# Given task
Reply with one number: how many lines contain the word "Width".

Dataset excerpts:
────────────────────────────────────────

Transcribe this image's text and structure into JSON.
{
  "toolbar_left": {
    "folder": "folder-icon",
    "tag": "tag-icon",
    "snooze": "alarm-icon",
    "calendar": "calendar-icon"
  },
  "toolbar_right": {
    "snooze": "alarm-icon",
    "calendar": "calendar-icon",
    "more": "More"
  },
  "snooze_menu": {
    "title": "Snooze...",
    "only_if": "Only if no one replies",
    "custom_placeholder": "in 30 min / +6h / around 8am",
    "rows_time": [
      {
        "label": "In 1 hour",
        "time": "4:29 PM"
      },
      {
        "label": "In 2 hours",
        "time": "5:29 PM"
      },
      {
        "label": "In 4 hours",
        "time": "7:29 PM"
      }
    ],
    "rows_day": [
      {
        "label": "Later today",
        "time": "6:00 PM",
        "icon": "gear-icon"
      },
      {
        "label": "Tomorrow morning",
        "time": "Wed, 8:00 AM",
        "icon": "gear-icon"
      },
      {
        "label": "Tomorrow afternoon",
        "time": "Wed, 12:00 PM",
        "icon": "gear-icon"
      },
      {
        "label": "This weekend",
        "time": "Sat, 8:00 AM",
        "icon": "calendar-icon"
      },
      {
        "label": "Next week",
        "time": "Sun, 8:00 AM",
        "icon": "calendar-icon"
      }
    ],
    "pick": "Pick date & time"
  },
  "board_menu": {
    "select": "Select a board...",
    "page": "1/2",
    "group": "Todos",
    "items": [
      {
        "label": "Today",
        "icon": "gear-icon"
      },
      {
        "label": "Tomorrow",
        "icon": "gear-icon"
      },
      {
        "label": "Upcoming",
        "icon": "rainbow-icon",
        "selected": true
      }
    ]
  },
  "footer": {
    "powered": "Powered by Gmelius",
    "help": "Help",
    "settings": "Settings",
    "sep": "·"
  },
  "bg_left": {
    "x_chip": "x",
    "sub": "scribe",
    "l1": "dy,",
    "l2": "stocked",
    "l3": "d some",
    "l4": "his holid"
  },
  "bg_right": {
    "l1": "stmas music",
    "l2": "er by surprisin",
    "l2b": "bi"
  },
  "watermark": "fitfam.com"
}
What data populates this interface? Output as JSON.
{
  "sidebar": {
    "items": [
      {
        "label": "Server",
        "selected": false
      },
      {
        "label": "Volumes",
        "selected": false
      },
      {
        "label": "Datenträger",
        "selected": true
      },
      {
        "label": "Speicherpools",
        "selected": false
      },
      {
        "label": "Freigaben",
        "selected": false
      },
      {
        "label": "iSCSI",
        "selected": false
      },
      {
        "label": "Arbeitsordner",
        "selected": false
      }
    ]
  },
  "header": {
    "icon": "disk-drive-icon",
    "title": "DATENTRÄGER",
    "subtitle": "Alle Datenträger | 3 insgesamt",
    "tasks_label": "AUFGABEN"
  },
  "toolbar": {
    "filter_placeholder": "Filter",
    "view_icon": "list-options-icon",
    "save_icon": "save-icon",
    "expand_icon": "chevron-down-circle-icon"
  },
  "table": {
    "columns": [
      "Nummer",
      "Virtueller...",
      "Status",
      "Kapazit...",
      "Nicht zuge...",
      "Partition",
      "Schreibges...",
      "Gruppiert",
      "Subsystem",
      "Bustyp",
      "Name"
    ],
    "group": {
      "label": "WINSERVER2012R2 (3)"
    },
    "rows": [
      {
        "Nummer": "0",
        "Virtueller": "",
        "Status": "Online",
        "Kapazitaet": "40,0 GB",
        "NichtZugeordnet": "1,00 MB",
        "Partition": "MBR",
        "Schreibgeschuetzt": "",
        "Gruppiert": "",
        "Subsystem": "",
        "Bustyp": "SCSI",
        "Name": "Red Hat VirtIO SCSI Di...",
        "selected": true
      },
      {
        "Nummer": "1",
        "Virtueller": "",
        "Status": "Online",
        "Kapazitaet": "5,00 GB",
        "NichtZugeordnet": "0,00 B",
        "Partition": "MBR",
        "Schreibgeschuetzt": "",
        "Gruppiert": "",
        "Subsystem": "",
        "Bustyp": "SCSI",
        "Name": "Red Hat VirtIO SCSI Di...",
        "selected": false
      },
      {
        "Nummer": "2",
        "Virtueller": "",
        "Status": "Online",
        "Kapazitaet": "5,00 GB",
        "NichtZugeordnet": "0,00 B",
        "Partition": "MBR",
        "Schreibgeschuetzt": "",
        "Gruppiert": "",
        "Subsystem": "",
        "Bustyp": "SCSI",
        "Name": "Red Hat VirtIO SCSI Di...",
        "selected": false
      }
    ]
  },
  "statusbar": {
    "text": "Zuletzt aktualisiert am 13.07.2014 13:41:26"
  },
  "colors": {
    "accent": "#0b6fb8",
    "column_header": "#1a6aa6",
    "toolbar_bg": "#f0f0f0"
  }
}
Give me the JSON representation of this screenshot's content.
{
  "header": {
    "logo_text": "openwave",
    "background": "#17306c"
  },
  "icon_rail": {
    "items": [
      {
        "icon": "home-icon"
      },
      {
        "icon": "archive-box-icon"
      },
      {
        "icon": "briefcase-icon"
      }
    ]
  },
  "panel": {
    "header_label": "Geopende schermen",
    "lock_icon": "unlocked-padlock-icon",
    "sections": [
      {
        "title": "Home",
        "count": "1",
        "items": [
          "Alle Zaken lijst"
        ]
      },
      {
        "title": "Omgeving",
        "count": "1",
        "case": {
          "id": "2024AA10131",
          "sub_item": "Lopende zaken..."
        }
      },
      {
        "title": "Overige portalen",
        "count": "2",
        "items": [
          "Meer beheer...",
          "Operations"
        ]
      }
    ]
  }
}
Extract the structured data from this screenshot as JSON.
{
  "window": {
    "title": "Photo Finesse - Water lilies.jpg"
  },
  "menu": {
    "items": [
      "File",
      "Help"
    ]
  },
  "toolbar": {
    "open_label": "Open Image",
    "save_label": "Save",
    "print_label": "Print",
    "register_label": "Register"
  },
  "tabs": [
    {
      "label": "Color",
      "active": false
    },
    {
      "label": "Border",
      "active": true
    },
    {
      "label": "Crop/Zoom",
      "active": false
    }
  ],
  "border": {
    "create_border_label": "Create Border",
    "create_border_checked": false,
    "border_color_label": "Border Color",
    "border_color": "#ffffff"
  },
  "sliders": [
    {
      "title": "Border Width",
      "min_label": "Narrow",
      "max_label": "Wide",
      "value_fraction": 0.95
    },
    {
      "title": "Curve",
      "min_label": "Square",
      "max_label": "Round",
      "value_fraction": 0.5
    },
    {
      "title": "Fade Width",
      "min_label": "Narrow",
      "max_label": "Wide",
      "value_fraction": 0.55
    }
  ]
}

────────────────────────────────────────

# Full answer
2